Data entries for graphics

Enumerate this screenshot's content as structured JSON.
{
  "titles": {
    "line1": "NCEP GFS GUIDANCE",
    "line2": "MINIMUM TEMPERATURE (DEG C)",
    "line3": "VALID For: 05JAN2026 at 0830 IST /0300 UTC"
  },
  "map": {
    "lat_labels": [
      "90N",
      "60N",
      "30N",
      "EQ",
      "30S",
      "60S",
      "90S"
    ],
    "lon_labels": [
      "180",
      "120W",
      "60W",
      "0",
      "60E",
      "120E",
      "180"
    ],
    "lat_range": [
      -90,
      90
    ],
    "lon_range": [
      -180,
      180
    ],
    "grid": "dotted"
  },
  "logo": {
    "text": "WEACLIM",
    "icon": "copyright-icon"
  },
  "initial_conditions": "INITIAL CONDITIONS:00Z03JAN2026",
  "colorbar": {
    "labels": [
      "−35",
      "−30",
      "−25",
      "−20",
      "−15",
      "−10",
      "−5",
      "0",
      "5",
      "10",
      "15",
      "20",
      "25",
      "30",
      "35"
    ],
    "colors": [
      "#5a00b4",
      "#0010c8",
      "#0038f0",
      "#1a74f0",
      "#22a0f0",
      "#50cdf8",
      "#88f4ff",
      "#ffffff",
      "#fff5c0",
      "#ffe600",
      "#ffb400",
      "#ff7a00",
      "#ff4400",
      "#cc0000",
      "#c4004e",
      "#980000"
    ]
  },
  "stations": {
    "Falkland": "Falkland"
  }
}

> DO THIS:
Copy out the material above in its entirety. Every detail must match.

> RESULT OF THE TASK:
Enumerate this screenshot's content as structured JSON.
{
  "titles": {
    "line1": "NCEP GFS GUIDANCE",
    "line2": "MINIMUM TEMPERATURE (DEG C)",
    "line3": "VALID For: 05JAN2026 at 0830 IST /0300 UTC"
  },
  "map": {
    "lat_labels": [
      "90N",
      "60N",
      "30N",
      "EQ",
      "30S",
      "60S",
      "90S"
    ],
    "lon_labels": [
      "180",
      "120W",
      "60W",
      "0",
      "60E",
      "120E",
      "180"
    ],
    "lat_range": [
      -90,
      90
    ],
    "lon_range": [
      -180,
      180
    ],
    "grid": "dotted"
  },
  "logo": {
    "text": "WEACLIM",
    "icon": "copyright-icon"
  },
  "initial_conditions": "INITIAL CONDITIONS:00Z03JAN2026",
  "colorbar": {
    "labels": [
      "−35",
      "−30",
      "−25",
      "−20",
      "−15",
      "−10",
      "−5",
      "0",
      "5",
      "10",
      "15",
      "20",
      "25",
      "30",
      "35"
    ],
    "colors": [
      "#5a00b4",
      "#0010c8",
      "#0038f0",
      "#1a74f0",
      "#22a0f0",
      "#50cdf8",
      "#88f4ff",
      "#ffffff",
      "#fff5c0",
      "#ffe600",
      "#ffb400",
      "#ff7a00",
      "#ff4400",
      "#cc0000",
      "#c4004e",
      "#980000"
    ]
  },
  "stations": {
    "Falkland": "Falkland"
  }
}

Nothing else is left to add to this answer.